TASK TO COMPLETE -
Each entry below is to be extracted exactly.
________________________
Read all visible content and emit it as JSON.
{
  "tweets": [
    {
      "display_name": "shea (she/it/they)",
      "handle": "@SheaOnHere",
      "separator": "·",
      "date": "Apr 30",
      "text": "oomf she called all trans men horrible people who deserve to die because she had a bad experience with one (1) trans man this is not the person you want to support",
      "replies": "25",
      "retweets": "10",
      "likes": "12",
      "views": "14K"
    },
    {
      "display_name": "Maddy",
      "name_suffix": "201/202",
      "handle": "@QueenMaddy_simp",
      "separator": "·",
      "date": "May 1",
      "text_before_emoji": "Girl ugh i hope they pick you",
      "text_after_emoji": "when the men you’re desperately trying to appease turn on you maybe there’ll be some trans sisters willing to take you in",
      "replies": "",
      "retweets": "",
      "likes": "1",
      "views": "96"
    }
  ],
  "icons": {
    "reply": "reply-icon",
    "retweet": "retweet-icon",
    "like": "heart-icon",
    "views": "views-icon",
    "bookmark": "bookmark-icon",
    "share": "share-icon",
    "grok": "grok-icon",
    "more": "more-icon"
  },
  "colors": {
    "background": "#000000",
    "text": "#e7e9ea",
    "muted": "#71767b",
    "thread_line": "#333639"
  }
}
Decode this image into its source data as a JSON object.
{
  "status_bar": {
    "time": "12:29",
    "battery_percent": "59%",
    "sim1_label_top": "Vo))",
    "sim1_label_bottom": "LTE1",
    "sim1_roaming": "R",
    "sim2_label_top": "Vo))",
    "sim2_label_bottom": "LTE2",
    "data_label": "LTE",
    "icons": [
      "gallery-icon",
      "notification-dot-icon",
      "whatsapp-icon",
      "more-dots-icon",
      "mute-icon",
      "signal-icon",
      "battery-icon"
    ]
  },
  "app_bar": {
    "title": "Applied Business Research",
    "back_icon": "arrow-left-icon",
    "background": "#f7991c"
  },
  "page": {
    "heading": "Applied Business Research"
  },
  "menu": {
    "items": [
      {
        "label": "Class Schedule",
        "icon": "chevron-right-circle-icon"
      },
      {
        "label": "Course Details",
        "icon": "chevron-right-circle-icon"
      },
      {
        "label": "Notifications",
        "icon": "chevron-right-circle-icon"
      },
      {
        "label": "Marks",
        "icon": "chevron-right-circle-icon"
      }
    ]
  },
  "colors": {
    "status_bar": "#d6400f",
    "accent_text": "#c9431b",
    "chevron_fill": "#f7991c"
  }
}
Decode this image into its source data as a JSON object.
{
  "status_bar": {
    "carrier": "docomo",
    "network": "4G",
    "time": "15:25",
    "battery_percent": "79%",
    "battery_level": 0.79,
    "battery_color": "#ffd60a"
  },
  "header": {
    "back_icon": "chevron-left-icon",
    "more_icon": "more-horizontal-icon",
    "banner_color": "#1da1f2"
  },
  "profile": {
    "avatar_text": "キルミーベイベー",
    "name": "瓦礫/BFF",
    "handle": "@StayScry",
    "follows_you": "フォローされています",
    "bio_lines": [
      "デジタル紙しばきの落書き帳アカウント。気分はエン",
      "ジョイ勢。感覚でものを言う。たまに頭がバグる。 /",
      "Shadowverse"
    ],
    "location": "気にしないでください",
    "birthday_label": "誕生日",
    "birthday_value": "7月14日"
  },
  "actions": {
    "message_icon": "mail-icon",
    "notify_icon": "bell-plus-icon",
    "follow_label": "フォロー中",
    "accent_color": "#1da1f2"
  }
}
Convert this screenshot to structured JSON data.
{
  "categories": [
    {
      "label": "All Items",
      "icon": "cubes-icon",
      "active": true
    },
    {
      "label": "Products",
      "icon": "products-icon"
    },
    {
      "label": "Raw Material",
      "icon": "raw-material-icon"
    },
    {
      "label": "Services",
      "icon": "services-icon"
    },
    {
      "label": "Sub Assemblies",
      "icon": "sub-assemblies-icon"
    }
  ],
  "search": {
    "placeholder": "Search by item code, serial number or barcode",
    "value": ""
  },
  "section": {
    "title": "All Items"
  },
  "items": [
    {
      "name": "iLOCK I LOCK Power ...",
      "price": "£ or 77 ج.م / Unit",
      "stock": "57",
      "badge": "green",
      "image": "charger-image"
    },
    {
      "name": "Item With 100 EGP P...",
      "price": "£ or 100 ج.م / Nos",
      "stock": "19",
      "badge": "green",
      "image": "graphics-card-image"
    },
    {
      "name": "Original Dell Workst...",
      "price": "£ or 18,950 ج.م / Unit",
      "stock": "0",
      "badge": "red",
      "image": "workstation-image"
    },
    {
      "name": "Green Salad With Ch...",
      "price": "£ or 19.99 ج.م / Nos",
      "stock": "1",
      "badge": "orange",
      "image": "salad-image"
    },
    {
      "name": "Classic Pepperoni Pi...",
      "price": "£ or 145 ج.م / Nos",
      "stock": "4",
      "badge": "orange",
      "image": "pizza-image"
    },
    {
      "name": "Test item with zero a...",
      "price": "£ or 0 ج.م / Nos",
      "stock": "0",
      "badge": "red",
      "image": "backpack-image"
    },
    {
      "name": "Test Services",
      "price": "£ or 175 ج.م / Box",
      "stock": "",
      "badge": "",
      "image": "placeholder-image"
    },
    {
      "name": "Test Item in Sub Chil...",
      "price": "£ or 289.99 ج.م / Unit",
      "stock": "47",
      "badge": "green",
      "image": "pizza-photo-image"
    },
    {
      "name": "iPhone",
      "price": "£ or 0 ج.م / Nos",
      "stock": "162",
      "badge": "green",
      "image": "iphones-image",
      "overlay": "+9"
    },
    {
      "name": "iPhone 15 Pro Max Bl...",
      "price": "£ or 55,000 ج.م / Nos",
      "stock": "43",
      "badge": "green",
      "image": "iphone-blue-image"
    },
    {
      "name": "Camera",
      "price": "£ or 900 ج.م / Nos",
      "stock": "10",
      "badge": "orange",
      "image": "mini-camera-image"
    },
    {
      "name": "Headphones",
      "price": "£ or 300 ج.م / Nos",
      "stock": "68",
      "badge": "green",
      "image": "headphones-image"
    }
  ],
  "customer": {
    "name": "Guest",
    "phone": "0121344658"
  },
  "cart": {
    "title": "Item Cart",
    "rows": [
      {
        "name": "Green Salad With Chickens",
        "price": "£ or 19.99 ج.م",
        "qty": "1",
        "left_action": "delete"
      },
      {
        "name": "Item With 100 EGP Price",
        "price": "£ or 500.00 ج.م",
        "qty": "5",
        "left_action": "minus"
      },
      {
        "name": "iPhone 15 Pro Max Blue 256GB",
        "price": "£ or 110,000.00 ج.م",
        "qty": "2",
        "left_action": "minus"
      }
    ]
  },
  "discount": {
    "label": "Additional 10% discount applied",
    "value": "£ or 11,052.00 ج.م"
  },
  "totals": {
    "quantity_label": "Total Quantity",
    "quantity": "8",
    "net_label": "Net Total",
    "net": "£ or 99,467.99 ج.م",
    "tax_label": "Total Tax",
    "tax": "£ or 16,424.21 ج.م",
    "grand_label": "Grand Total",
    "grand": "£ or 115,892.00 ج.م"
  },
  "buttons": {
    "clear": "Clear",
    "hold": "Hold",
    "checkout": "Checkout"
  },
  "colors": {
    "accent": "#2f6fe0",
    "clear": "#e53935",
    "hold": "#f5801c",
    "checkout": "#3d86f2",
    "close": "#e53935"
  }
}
________________________
EXERCISE ANSWER -
Read all visible content and emit it as JSON.
{
  "tweets": [
    {
      "display_name": "shea (she/it/they)",
      "handle": "@SheaOnHere",
      "separator": "·",
      "date": "Apr 30",
      "text": "oomf she called all trans men horrible people who deserve to die because she had a bad experience with one (1) trans man this is not the person you want to support",
      "replies": "25",
      "retweets": "10",
      "likes": "12",
      "views": "14K"
    },
    {
      "display_name": "Maddy",
      "name_suffix": "201/202",
      "handle": "@QueenMaddy_simp",
      "separator": "·",
      "date": "May 1",
      "text_before_emoji": "Girl ugh i hope they pick you",
      "text_after_emoji": "when the men you’re desperately trying to appease turn on you maybe there’ll be some trans sisters willing to take you in",
      "replies": "",
      "retweets": "",
      "likes": "1",
      "views": "96"
    }
  ],
  "icons": {
    "reply": "reply-icon",
    "retweet": "retweet-icon",
    "like": "heart-icon",
    "views": "views-icon",
    "bookmark": "bookmark-icon",
    "share": "share-icon",
    "grok": "grok-icon",
    "more": "more-icon"
  },
  "colors": {
    "background": "#000000",
    "text": "#e7e9ea",
    "muted": "#71767b",
    "thread_line": "#333639"
  }
}
Decode this image into its source data as a JSON object.
{
  "status_bar": {
    "time": "12:29",
    "battery_percent": "59%",
    "sim1_label_top": "Vo))",
    "sim1_label_bottom": "LTE1",
    "sim1_roaming": "R",
    "sim2_label_top": "Vo))",
    "sim2_label_bottom": "LTE2",
    "data_label": "LTE",
    "icons": [
      "gallery-icon",
      "notification-dot-icon",
      "whatsapp-icon",
      "more-dots-icon",
      "mute-icon",
      "signal-icon",
      "battery-icon"
    ]
  },
  "app_bar": {
    "title": "Applied Business Research",
    "back_icon": "arrow-left-icon",
    "background": "#f7991c"
  },
  "page": {
    "heading": "Applied Business Research"
  },
  "menu": {
    "items": [
      {
        "label": "Class Schedule",
        "icon": "chevron-right-circle-icon"
      },
      {
        "label": "Course Details",
        "icon": "chevron-right-circle-icon"
      },
      {
        "label": "Notifications",
        "icon": "chevron-right-circle-icon"
      },
      {
        "label": "Marks",
        "icon": "chevron-right-circle-icon"
      }
    ]
  },
  "colors": {
    "status_bar": "#d6400f",
    "accent_text": "#c9431b",
    "chevron_fill": "#f7991c"
  }
}
Decode this image into its source data as a JSON object.
{
  "status_bar": {
    "carrier": "docomo",
    "network": "4G",
    "time": "15:25",
    "battery_percent": "79%",
    "battery_level": 0.79,
    "battery_color": "#ffd60a"
  },
  "header": {
    "back_icon": "chevron-left-icon",
    "more_icon": "more-horizontal-icon",
    "banner_color": "#1da1f2"
  },
  "profile": {
    "avatar_text": "キルミーベイベー",
    "name": "瓦礫/BFF",
    "handle": "@StayScry",
    "follows_you": "フォローされています",
    "bio_lines": [
      "デジタル紙しばきの落書き帳アカウント。気分はエン",
      "ジョイ勢。感覚でものを言う。たまに頭がバグる。 /",
      "Shadowverse"
    ],
    "location": "気にしないでください",
    "birthday_label": "誕生日",
    "birthday_value": "7月14日"
  },
  "actions": {
    "message_icon": "mail-icon",
    "notify_icon": "bell-plus-icon",
    "follow_label": "フォロー中",
    "accent_color": "#1da1f2"
  }
}
Convert this screenshot to structured JSON data.
{
  "categories": [
    {
      "label": "All Items",
      "icon": "cubes-icon",
      "active": true
    },
    {
      "label": "Products",
      "icon": "products-icon"
    },
    {
      "label": "Raw Material",
      "icon": "raw-material-icon"
    },
    {
      "label": "Services",
      "icon": "services-icon"
    },
    {
      "label": "Sub Assemblies",
      "icon": "sub-assemblies-icon"
    }
  ],
  "search": {
    "placeholder": "Search by item code, serial number or barcode",
    "value": ""
  },
  "section": {
    "title": "All Items"
  },
  "items": [
    {
      "name": "iLOCK I LOCK Power ...",
      "price": "£ or 77 ج.م / Unit",
      "stock": "57",
      "badge": "green",
      "image": "charger-image"
    },
    {
      "name": "Item With 100 EGP P...",
      "price": "£ or 100 ج.م / Nos",
      "stock": "19",
      "badge": "green",
      "image": "graphics-card-image"
    },
    {
      "name": "Original Dell Workst...",
      "price": "£ or 18,950 ج.م / Unit",
      "stock": "0",
      "badge": "red",
      "image": "workstation-image"
    },
    {
      "name": "Green Salad With Ch...",
      "price": "£ or 19.99 ج.م / Nos",
      "stock": "1",
      "badge": "orange",
      "image": "salad-image"
    },
    {
      "name": "Classic Pepperoni Pi...",
      "price": "£ or 145 ج.م / Nos",
      "stock": "4",
      "badge": "orange",
      "image": "pizza-image"
    },
    {
      "name": "Test item with zero a...",
      "price": "£ or 0 ج.م / Nos",
      "stock": "0",
      "badge": "red",
      "image": "backpack-image"
    },
    {
      "name": "Test Services",
      "price": "£ or 175 ج.م / Box",
      "stock": "",
      "badge": "",
      "image": "placeholder-image"
    },
    {
      "name": "Test Item in Sub Chil...",
      "price": "£ or 289.99 ج.م / Unit",
      "stock": "47",
      "badge": "green",
      "image": "pizza-photo-image"
    },
    {
      "name": "iPhone",
      "price": "£ or 0 ج.م / Nos",
      "stock": "162",
      "badge": "green",
      "image": "iphones-image",
      "overlay": "+9"
    },
    {
      "name": "iPhone 15 Pro Max Bl...",
      "price": "£ or 55,000 ج.م / Nos",
      "stock": "43",
      "badge": "green",
      "image": "iphone-blue-image"
    },
    {
      "name": "Camera",
      "price": "£ or 900 ج.م / Nos",
      "stock": "10",
      "badge": "orange",
      "image": "mini-camera-image"
    },
    {
      "name": "Headphones",
      "price": "£ or 300 ج.م / Nos",
      "stock": "68",
      "badge": "green",
      "image": "headphones-image"
    }
  ],
  "customer": {
    "name": "Guest",
    "phone": "0121344658"
  },
  "cart": {
    "title": "Item Cart",
    "rows": [
      {
        "name": "Green Salad With Chickens",
        "price": "£ or 19.99 ج.م",
        "qty": "1",
        "left_action": "delete"
      },
      {
        "name": "Item With 100 EGP Price",
        "price": "£ or 500.00 ج.م",
        "qty": "5",
        "left_action": "minus"
      },
      {
        "name": "iPhone 15 Pro Max Blue 256GB",
        "price": "£ or 110,000.00 ج.م",
        "qty": "2",
        "left_action": "minus"
      }
    ]
  },
  "discount": {
    "label": "Additional 10% discount applied",
    "value": "£ or 11,052.00 ج.م"
  },
  "totals": {
    "quantity_label": "Total Quantity",
    "quantity": "8",
    "net_label": "Net Total",
    "net": "£ or 99,467.99 ج.م",
    "tax_label": "Total Tax",
    "tax": "£ or 16,424.21 ج.م",
    "grand_label": "Grand Total",
    "grand": "£ or 115,892.00 ج.م"
  },
  "buttons": {
    "clear": "Clear",
    "hold": "Hold",
    "checkout": "Checkout"
  },
  "colors": {
    "accent": "#2f6fe0",
    "clear": "#e53935",
    "hold": "#f5801c",
    "checkout": "#3d86f2",
    "close": "#e53935"
  }
}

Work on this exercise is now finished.